§ **Required work**: Determine the number of lines containing the word "lovpalagte". Reply with it and nothing else.

Collected data entries
····················

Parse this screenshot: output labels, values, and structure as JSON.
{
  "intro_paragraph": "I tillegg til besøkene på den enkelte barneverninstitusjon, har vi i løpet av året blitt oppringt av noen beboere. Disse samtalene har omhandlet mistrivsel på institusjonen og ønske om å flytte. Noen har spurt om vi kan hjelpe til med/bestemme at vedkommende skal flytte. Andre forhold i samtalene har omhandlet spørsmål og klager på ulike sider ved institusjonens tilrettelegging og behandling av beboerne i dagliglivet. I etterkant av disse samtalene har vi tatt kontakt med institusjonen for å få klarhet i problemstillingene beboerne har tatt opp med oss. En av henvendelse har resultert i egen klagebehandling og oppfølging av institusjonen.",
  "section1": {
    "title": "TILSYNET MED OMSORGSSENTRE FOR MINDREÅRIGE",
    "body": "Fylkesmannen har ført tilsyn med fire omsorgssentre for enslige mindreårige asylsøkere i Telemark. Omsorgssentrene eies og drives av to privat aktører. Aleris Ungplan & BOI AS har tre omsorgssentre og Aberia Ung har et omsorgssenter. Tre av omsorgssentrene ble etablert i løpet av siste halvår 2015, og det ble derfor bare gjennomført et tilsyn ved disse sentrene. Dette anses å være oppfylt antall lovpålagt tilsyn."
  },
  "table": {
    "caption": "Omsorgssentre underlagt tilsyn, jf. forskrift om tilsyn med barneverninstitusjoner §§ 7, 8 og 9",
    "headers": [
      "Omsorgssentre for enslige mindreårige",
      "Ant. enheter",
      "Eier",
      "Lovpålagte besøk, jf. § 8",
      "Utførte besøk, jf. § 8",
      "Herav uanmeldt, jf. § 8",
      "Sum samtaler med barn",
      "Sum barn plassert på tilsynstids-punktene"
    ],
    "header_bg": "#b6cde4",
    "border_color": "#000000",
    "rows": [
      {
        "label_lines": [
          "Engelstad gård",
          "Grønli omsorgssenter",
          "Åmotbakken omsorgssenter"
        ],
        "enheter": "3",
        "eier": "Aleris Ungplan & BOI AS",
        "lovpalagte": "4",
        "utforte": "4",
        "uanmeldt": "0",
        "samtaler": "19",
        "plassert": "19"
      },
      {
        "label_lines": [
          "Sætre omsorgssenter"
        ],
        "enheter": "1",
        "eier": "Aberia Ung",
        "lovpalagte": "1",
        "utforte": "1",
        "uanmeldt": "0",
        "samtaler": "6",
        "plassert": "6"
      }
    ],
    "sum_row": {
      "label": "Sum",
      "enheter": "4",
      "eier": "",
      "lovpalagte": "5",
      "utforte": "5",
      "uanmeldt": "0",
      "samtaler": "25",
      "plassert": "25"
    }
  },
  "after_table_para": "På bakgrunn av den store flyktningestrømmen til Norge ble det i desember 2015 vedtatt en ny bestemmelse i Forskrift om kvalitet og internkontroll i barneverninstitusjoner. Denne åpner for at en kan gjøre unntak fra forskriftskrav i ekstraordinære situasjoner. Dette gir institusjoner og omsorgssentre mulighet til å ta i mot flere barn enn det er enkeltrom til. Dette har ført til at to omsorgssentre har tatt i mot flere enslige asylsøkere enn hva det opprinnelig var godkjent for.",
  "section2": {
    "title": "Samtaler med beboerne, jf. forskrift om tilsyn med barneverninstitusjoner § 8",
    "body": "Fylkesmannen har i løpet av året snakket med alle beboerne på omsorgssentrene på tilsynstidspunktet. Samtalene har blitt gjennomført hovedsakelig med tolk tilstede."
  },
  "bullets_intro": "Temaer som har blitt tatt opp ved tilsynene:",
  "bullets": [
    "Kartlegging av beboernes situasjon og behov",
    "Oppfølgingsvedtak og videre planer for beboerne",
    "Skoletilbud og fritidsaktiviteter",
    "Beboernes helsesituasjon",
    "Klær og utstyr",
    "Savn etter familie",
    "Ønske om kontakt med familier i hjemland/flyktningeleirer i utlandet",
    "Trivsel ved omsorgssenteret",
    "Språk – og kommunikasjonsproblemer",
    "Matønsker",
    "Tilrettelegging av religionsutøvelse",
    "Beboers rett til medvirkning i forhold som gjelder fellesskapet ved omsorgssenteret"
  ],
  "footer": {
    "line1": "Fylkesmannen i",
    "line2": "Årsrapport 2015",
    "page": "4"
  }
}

····················

§ **Reply**: 3